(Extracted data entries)
---+---

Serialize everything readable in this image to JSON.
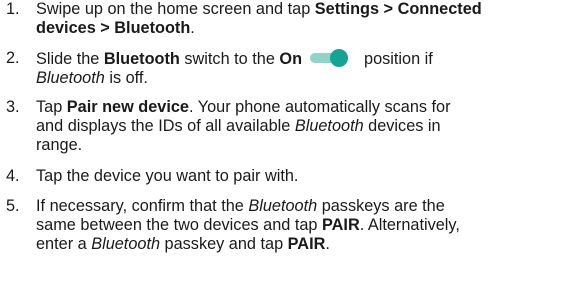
{
  "steps": [
    {
      "number": "1.",
      "lines": [
        [
          {
            "t": "Swipe up on the home screen and tap ",
            "s": "n"
          },
          {
            "t": "Settings > Connected",
            "s": "b"
          }
        ],
        [
          {
            "t": "devices > Bluetooth",
            "s": "b"
          },
          {
            "t": ".",
            "s": "n"
          }
        ]
      ]
    },
    {
      "number": "2.",
      "lines": [
        [
          {
            "t": "Slide the ",
            "s": "n"
          },
          {
            "t": "Bluetooth",
            "s": "b"
          },
          {
            "t": " switch to the ",
            "s": "n"
          },
          {
            "t": "On",
            "s": "b"
          },
          {
            "toggle": true,
            "state": "on"
          },
          {
            "t": "position if",
            "s": "n"
          }
        ],
        [
          {
            "t": "Bluetooth",
            "s": "i"
          },
          {
            "t": " is off.",
            "s": "n"
          }
        ]
      ]
    },
    {
      "number": "3.",
      "lines": [
        [
          {
            "t": "Tap ",
            "s": "n"
          },
          {
            "t": "Pair new device",
            "s": "b"
          },
          {
            "t": ". Your phone automatically scans for",
            "s": "n"
          }
        ],
        [
          {
            "t": "and displays the IDs of all available ",
            "s": "n"
          },
          {
            "t": "Bluetooth",
            "s": "i"
          },
          {
            "t": " devices in",
            "s": "n"
          }
        ],
        [
          {
            "t": "range.",
            "s": "n"
          }
        ]
      ]
    },
    {
      "number": "4.",
      "lines": [
        [
          {
            "t": "Tap the device you want to pair with.",
            "s": "n"
          }
        ]
      ]
    },
    {
      "number": "5.",
      "lines": [
        [
          {
            "t": "If necessary, confirm that the ",
            "s": "n"
          },
          {
            "t": "Bluetooth",
            "s": "i"
          },
          {
            "t": " passkeys are the",
            "s": "n"
          }
        ],
        [
          {
            "t": "same between the two devices and tap ",
            "s": "n"
          },
          {
            "t": "PAIR",
            "s": "b"
          },
          {
            "t": ". Alternatively,",
            "s": "n"
          }
        ],
        [
          {
            "t": "enter a ",
            "s": "n"
          },
          {
            "t": "Bluetooth",
            "s": "i"
          },
          {
            "t": " passkey and tap ",
            "s": "n"
          },
          {
            "t": "PAIR",
            "s": "b"
          },
          {
            "t": ".",
            "s": "n"
          }
        ]
      ]
    }
  ],
  "colors": {
    "text": "#1a1a1a",
    "toggle_track": "#8fd3c9",
    "toggle_knob": "#16a394"
  },
  "icons": {
    "toggle": "toggle-switch-on-icon"
  }
}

---+---

> **REQUIRED TASK**
Leave out the pictures and copy every record above exactly.

> **EXERCISE RESULT**
Serialize everything readable in this image to JSON.
{
  "steps": [
    {
      "number": "1.",
      "lines": [
        [
          {
            "t": "Swipe up on the home screen and tap ",
            "s": "n"
          },
          {
            "t": "Settings > Connected",
            "s": "b"
          }
        ],
        [
          {
            "t": "devices > Bluetooth",
            "s": "b"
          },
          {
            "t": ".",
            "s": "n"
          }
        ]
      ]
    },
    {
      "number": "2.",
      "lines": [
        [
          {
            "t": "Slide the ",
            "s": "n"
          },
          {
            "t": "Bluetooth",
            "s": "b"
          },
          {
            "t": " switch to the ",
            "s": "n"
          },
          {
            "t": "On",
            "s": "b"
          },
          {
            "toggle": true,
            "state": "on"
          },
          {
            "t": "position if",
            "s": "n"
          }
        ],
        [
          {
            "t": "Bluetooth",
            "s": "i"
          },
          {
            "t": " is off.",
            "s": "n"
          }
        ]
      ]
    },
    {
      "number": "3.",
      "lines": [
        [
          {
            "t": "Tap ",
            "s": "n"
          },
          {
            "t": "Pair new device",
            "s": "b"
          },
          {
            "t": ". Your phone automatically scans for",
            "s": "n"
          }
        ],
        [
          {
            "t": "and displays the IDs of all available ",
            "s": "n"
          },
          {
            "t": "Bluetooth",
            "s": "i"
          },
          {
            "t": " devices in",
            "s": "n"
          }
        ],
        [
          {
            "t": "range.",
            "s": "n"
          }
        ]
      ]
    },
    {
      "number": "4.",
      "lines": [
        [
          {
            "t": "Tap the device you want to pair with.",
            "s": "n"
          }
        ]
      ]
    },
    {
      "number": "5.",
      "lines": [
        [
          {
            "t": "If necessary, confirm that the ",
            "s": "n"
          },
          {
            "t": "Bluetooth",
            "s": "i"
          },
          {
            "t": " passkeys are the",
            "s": "n"
          }
        ],
        [
          {
            "t": "same between the two devices and tap ",
            "s": "n"
          },
          {
            "t": "PAIR",
            "s": "b"
          },
          {
            "t": ". Alternatively,",
            "s": "n"
          }
        ],
        [
          {
            "t": "enter a ",
            "s": "n"
          },
          {
            "t": "Bluetooth",
            "s": "i"
          },
          {
            "t": " passkey and tap ",
            "s": "n"
          },
          {
            "t": "PAIR",
            "s": "b"
          },
          {
            "t": ".",
            "s": "n"
          }
        ]
      ]
    }
  ],
  "colors": {
    "text": "#1a1a1a",
    "toggle_track": "#8fd3c9",
    "toggle_knob": "#16a394"
  },
  "icons": {
    "toggle": "toggle-switch-on-icon"
  }
}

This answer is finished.